Figure record extracts
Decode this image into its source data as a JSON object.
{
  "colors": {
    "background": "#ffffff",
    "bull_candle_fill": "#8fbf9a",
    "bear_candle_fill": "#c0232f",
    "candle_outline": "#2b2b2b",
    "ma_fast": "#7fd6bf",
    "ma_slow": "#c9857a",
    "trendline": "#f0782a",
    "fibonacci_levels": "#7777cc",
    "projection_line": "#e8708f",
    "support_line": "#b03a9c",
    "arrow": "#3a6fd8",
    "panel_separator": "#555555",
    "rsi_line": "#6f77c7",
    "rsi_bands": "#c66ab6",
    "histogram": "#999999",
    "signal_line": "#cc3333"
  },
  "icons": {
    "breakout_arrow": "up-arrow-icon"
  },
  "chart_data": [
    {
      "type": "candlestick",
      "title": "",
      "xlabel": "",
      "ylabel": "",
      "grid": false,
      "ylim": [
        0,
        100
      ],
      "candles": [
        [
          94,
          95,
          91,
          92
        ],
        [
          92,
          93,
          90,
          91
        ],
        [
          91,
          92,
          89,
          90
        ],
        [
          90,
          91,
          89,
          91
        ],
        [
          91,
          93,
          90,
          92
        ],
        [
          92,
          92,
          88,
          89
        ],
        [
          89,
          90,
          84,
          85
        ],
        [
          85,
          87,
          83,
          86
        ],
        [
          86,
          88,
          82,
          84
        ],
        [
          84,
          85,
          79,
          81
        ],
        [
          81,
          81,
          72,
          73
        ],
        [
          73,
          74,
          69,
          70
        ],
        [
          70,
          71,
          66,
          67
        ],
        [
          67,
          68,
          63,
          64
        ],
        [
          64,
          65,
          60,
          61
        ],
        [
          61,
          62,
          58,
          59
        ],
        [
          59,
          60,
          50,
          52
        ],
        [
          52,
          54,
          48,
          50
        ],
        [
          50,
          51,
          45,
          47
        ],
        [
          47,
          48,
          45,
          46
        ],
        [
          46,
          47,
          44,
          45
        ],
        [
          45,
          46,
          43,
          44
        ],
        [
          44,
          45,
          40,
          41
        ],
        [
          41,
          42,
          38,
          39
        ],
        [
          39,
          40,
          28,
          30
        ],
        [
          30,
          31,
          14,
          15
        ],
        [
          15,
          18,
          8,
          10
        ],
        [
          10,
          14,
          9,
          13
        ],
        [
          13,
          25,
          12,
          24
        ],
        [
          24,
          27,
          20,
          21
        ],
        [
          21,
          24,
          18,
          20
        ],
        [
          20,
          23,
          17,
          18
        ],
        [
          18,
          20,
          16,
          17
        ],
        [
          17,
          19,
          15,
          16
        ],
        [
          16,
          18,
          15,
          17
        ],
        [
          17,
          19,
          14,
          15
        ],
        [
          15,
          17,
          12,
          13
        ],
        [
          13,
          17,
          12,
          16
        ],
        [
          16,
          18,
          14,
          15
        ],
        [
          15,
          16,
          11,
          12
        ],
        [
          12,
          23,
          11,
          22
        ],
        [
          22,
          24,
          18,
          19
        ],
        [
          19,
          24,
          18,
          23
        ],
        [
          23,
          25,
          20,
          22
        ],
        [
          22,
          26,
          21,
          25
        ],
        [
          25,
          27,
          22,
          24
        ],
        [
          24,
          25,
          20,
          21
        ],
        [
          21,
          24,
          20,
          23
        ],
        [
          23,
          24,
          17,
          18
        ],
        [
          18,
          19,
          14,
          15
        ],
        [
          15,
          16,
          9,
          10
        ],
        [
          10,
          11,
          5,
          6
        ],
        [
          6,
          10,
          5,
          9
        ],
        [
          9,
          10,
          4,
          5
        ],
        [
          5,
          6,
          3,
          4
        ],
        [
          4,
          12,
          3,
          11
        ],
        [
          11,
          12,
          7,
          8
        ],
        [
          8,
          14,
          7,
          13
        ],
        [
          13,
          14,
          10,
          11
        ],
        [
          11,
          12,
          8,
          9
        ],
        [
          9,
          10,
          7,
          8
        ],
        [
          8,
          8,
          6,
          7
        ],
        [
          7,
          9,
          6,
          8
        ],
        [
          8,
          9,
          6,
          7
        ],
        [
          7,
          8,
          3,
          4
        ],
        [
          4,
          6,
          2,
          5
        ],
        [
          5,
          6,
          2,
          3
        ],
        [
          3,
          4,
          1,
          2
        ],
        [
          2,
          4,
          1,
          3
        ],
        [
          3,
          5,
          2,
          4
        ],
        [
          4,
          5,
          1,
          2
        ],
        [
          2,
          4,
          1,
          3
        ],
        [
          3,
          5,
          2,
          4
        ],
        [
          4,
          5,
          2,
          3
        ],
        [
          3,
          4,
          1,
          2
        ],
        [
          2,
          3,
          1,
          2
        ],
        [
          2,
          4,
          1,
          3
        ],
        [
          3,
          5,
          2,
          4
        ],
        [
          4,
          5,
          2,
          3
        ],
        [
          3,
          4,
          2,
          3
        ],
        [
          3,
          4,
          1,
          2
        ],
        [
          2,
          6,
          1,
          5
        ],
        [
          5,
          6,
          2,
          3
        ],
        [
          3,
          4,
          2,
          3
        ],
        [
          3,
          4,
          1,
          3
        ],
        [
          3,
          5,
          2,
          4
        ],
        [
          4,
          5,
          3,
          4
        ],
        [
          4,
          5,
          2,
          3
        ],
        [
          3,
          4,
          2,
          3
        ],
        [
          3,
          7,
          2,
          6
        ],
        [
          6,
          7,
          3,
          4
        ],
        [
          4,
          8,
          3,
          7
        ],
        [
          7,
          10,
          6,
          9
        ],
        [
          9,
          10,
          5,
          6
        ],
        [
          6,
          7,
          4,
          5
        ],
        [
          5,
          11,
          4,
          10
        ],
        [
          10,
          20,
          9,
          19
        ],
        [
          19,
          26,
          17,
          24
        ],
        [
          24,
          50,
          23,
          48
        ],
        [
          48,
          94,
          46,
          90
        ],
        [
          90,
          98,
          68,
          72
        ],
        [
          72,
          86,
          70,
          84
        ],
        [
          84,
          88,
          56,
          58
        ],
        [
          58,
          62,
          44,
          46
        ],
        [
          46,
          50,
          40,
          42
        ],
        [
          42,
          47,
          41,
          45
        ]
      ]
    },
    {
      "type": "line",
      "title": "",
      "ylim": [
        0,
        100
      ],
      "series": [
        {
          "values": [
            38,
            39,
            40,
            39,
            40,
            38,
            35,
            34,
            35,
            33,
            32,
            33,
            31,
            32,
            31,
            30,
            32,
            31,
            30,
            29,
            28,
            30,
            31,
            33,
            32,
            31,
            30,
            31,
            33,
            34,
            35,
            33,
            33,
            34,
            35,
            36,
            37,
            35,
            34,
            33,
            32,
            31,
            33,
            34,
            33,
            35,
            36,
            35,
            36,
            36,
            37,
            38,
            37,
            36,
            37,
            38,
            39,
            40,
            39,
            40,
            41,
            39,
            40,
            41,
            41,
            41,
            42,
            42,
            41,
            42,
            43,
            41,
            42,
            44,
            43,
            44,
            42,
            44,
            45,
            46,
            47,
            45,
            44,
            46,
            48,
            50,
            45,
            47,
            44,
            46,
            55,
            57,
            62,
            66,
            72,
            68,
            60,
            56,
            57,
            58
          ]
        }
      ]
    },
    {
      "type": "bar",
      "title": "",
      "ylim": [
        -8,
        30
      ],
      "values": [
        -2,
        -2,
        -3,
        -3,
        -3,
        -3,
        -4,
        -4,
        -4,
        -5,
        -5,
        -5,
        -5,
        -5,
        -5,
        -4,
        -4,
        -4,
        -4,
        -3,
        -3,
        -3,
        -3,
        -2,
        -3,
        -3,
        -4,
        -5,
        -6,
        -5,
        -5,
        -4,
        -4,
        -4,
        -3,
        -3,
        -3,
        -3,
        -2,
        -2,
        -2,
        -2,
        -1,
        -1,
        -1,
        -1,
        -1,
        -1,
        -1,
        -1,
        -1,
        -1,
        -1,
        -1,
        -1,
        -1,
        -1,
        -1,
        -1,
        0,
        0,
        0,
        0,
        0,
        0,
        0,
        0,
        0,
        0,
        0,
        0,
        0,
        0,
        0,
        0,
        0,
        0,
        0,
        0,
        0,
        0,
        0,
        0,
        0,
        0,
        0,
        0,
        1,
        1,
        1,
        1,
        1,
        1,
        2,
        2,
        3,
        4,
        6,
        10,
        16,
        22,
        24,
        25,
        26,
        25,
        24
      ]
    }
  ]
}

Exercise task
Where a line of the entries contains the word "arrow", copy that line.

Solution to this problem
    "arrow": "#3a6fd8",
    "breakout_arrow": "up-arrow-icon"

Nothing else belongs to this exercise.